_EXERCISE DIRECTIONS_
Find the word "Neraca" in the material below and gather every line that contains it.
-- BEGIN DATA EXTRACT --
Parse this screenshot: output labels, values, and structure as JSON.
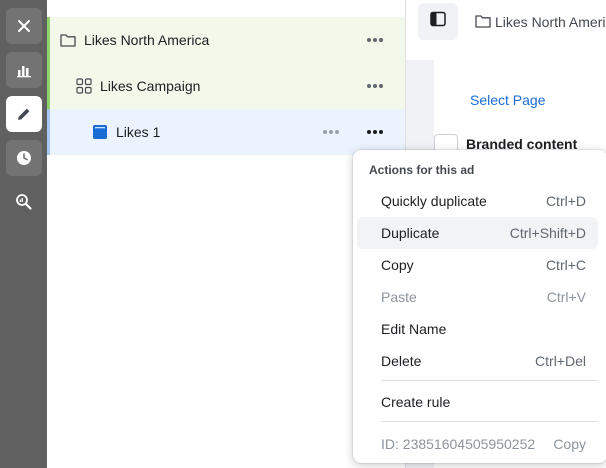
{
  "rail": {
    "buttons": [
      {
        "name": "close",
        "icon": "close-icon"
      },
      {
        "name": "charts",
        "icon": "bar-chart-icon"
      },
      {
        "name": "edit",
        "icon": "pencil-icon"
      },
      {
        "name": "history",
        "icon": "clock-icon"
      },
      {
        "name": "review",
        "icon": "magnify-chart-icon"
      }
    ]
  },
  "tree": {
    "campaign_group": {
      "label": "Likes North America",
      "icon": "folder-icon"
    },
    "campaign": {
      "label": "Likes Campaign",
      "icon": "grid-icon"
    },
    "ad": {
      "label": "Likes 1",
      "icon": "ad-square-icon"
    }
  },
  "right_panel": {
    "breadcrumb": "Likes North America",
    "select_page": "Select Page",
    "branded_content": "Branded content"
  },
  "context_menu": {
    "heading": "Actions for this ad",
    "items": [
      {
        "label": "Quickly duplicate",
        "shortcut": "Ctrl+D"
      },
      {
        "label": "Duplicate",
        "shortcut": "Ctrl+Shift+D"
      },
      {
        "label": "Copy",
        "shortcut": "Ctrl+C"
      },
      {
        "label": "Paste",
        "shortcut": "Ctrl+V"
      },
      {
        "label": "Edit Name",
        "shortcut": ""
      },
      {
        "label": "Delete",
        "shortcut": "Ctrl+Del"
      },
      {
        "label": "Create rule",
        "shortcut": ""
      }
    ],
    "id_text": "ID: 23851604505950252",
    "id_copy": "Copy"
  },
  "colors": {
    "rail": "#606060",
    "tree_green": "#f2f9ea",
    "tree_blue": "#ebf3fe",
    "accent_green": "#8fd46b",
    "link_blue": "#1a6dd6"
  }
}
-- END DATA EXTRACT --
-- BEGIN DATA EXTRACT --
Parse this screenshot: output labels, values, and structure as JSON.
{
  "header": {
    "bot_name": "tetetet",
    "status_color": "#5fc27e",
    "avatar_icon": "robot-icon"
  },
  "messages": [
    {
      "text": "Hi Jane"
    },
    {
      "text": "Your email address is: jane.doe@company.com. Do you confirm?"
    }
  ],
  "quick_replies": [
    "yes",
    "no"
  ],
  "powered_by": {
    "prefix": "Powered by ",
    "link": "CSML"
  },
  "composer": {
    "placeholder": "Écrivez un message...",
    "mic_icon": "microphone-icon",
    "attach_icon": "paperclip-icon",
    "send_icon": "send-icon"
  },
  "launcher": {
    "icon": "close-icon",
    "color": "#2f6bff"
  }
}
-- END DATA EXTRACT --
-- BEGIN DATA EXTRACT --
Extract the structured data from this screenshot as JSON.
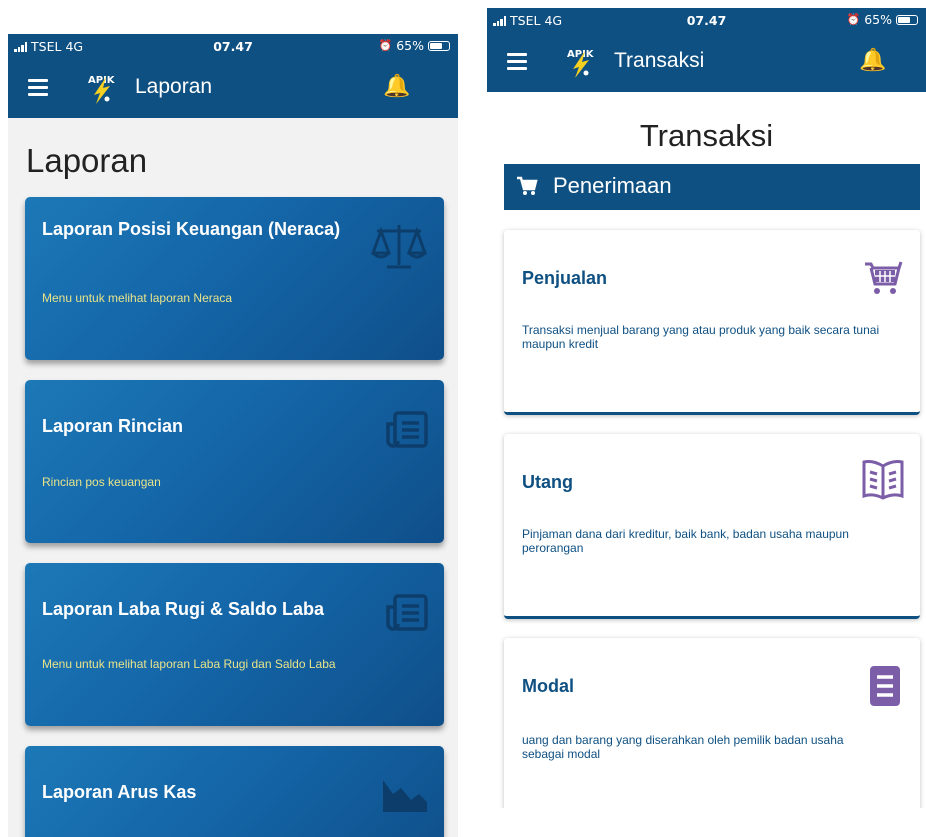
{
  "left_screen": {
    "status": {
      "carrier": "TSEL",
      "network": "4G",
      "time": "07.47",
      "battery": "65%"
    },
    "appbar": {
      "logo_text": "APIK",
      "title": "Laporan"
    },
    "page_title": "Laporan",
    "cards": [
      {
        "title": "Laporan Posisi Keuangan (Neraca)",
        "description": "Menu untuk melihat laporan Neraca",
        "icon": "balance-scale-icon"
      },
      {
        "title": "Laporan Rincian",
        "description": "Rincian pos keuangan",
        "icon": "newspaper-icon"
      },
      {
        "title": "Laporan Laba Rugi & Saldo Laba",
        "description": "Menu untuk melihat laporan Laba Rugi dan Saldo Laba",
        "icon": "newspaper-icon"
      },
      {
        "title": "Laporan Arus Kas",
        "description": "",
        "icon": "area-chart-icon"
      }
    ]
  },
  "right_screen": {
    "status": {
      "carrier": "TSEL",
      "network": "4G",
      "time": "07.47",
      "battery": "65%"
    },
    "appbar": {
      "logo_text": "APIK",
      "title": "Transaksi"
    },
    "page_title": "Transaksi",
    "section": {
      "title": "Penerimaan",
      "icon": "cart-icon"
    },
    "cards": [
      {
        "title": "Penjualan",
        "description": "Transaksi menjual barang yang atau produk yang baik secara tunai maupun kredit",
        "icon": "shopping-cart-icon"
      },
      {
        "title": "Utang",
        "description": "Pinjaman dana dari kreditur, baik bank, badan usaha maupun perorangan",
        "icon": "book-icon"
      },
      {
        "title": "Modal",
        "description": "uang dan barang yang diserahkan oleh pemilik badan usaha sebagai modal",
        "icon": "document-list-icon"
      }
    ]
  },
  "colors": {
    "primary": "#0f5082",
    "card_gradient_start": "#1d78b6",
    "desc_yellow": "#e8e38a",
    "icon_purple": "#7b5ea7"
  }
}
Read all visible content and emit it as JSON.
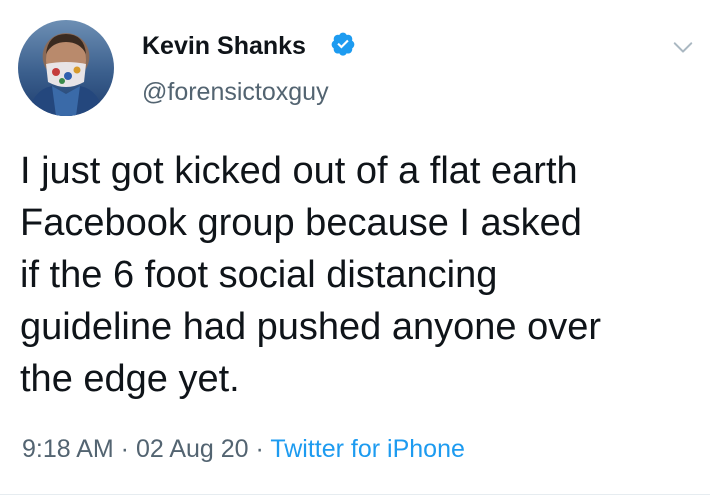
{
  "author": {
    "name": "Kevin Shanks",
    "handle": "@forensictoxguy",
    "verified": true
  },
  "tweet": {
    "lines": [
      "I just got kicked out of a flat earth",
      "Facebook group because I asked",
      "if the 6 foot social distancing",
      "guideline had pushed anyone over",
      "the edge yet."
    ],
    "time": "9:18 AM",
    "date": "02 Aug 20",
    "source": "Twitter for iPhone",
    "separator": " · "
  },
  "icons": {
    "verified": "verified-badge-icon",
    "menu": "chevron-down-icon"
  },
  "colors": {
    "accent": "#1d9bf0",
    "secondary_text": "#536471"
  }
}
-- END DATA EXTRACT --
_SOLUTION TO THE PROBLEM_
        "title": "Laporan Posisi Keuangan (Neraca)",
        "description": "Menu untuk melihat laporan Neraca",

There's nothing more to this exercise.